Present the data once more in exactly its original form.

··· SOURCE RECORDS

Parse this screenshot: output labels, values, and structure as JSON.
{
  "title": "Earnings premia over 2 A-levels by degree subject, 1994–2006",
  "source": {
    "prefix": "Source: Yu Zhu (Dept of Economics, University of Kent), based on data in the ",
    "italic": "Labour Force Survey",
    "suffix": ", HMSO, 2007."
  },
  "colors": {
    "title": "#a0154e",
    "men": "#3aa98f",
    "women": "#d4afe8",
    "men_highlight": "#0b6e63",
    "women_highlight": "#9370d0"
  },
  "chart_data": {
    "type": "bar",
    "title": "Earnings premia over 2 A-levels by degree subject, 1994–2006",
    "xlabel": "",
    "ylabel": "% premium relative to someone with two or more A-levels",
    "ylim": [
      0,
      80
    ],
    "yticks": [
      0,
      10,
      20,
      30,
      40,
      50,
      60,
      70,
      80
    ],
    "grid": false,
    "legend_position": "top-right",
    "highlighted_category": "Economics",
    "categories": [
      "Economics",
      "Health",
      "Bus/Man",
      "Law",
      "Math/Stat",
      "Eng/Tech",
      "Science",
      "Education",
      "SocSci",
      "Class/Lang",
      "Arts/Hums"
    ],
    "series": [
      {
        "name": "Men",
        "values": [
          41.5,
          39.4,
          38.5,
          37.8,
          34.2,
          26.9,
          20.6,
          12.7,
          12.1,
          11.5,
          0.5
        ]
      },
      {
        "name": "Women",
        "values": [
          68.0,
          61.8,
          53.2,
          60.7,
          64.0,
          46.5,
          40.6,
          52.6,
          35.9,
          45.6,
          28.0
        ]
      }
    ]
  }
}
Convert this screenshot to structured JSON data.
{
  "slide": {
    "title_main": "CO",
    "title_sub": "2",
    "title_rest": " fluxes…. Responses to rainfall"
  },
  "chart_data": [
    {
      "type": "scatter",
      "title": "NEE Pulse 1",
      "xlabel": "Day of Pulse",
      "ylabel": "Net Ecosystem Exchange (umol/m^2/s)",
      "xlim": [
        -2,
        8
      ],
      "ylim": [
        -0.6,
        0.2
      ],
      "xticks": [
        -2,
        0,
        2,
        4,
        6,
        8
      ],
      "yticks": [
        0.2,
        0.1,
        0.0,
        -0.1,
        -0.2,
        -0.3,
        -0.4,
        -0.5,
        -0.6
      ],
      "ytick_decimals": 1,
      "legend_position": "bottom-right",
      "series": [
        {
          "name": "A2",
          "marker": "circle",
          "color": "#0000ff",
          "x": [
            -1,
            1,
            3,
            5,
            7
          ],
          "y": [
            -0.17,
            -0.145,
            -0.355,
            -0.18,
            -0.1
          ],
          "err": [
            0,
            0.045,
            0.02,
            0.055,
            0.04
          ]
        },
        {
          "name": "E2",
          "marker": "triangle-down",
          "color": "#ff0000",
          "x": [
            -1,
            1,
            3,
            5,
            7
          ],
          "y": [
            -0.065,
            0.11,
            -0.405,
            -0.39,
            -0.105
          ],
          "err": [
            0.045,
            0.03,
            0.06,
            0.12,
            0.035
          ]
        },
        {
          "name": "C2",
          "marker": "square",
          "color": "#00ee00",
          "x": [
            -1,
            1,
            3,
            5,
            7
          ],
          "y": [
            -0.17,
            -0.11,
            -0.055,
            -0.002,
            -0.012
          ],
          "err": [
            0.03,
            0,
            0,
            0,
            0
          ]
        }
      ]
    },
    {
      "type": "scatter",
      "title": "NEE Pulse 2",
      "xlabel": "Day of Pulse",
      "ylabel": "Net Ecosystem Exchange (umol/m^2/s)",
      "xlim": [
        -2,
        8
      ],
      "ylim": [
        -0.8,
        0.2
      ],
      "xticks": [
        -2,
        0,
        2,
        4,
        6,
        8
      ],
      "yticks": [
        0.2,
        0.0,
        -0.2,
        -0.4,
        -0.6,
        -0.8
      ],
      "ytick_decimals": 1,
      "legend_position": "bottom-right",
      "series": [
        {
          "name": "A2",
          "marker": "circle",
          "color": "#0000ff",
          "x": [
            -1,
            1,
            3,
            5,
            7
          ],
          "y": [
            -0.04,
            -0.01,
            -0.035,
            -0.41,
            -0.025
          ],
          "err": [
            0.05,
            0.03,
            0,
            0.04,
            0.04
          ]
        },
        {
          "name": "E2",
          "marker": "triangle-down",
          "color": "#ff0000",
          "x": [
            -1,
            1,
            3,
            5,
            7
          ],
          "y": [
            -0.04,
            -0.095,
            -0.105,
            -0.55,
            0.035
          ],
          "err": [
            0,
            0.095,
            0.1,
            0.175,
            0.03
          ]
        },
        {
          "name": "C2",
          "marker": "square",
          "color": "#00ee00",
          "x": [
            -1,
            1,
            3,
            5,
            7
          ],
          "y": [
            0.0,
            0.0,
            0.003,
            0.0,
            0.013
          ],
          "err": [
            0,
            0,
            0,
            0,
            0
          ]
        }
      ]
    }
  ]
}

······

**TASK SOLUTION**
Parse this screenshot: output labels, values, and structure as JSON.
{
  "title": "Earnings premia over 2 A-levels by degree subject, 1994–2006",
  "source": {
    "prefix": "Source: Yu Zhu (Dept of Economics, University of Kent), based on data in the ",
    "italic": "Labour Force Survey",
    "suffix": ", HMSO, 2007."
  },
  "colors": {
    "title": "#a0154e",
    "men": "#3aa98f",
    "women": "#d4afe8",
    "men_highlight": "#0b6e63",
    "women_highlight": "#9370d0"
  },
  "chart_data": {
    "type": "bar",
    "title": "Earnings premia over 2 A-levels by degree subject, 1994–2006",
    "xlabel": "",
    "ylabel": "% premium relative to someone with two or more A-levels",
    "ylim": [
      0,
      80
    ],
    "yticks": [
      0,
      10,
      20,
      30,
      40,
      50,
      60,
      70,
      80
    ],
    "grid": false,
    "legend_position": "top-right",
    "highlighted_category": "Economics",
    "categories": [
      "Economics",
      "Health",
      "Bus/Man",
      "Law",
      "Math/Stat",
      "Eng/Tech",
      "Science",
      "Education",
      "SocSci",
      "Class/Lang",
      "Arts/Hums"
    ],
    "series": [
      {
        "name": "Men",
        "values": [
          41.5,
          39.4,
          38.5,
          37.8,
          34.2,
          26.9,
          20.6,
          12.7,
          12.1,
          11.5,
          0.5
        ]
      },
      {
        "name": "Women",
        "values": [
          68.0,
          61.8,
          53.2,
          60.7,
          64.0,
          46.5,
          40.6,
          52.6,
          35.9,
          45.6,
          28.0
        ]
      }
    ]
  }
}
Convert this screenshot to structured JSON data.
{
  "slide": {
    "title_main": "CO",
    "title_sub": "2",
    "title_rest": " fluxes…. Responses to rainfall"
  },
  "chart_data": [
    {
      "type": "scatter",
      "title": "NEE Pulse 1",
      "xlabel": "Day of Pulse",
      "ylabel": "Net Ecosystem Exchange (umol/m^2/s)",
      "xlim": [
        -2,
        8
      ],
      "ylim": [
        -0.6,
        0.2
      ],
      "xticks": [
        -2,
        0,
        2,
        4,
        6,
        8
      ],
      "yticks": [
        0.2,
        0.1,
        0.0,
        -0.1,
        -0.2,
        -0.3,
        -0.4,
        -0.5,
        -0.6
      ],
      "ytick_decimals": 1,
      "legend_position": "bottom-right",
      "series": [
        {
          "name": "A2",
          "marker": "circle",
          "color": "#0000ff",
          "x": [
            -1,
            1,
            3,
            5,
            7
          ],
          "y": [
            -0.17,
            -0.145,
            -0.355,
            -0.18,
            -0.1
          ],
          "err": [
            0,
            0.045,
            0.02,
            0.055,
            0.04
          ]
        },
        {
          "name": "E2",
          "marker": "triangle-down",
          "color": "#ff0000",
          "x": [
            -1,
            1,
            3,
            5,
            7
          ],
          "y": [
            -0.065,
            0.11,
            -0.405,
            -0.39,
            -0.105
          ],
          "err": [
            0.045,
            0.03,
            0.06,
            0.12,
            0.035
          ]
        },
        {
          "name": "C2",
          "marker": "square",
          "color": "#00ee00",
          "x": [
            -1,
            1,
            3,
            5,
            7
          ],
          "y": [
            -0.17,
            -0.11,
            -0.055,
            -0.002,
            -0.012
          ],
          "err": [
            0.03,
            0,
            0,
            0,
            0
          ]
        }
      ]
    },
    {
      "type": "scatter",
      "title": "NEE Pulse 2",
      "xlabel": "Day of Pulse",
      "ylabel": "Net Ecosystem Exchange (umol/m^2/s)",
      "xlim": [
        -2,
        8
      ],
      "ylim": [
        -0.8,
        0.2
      ],
      "xticks": [
        -2,
        0,
        2,
        4,
        6,
        8
      ],
      "yticks": [
        0.2,
        0.0,
        -0.2,
        -0.4,
        -0.6,
        -0.8
      ],
      "ytick_decimals": 1,
      "legend_position": "bottom-right",
      "series": [
        {
          "name": "A2",
          "marker": "circle",
          "color": "#0000ff",
          "x": [
            -1,
            1,
            3,
            5,
            7
          ],
          "y": [
            -0.04,
            -0.01,
            -0.035,
            -0.41,
            -0.025
          ],
          "err": [
            0.05,
            0.03,
            0,
            0.04,
            0.04
          ]
        },
        {
          "name": "E2",
          "marker": "triangle-down",
          "color": "#ff0000",
          "x": [
            -1,
            1,
            3,
            5,
            7
          ],
          "y": [
            -0.04,
            -0.095,
            -0.105,
            -0.55,
            0.035
          ],
          "err": [
            0,
            0.095,
            0.1,
            0.175,
            0.03
          ]
        },
        {
          "name": "C2",
          "marker": "square",
          "color": "#00ee00",
          "x": [
            -1,
            1,
            3,
            5,
            7
          ],
          "y": [
            0.0,
            0.0,
            0.003,
            0.0,
            0.013
          ],
          "err": [
            0,
            0,
            0,
            0,
            0
          ]
        }
      ]
    }
  ]
}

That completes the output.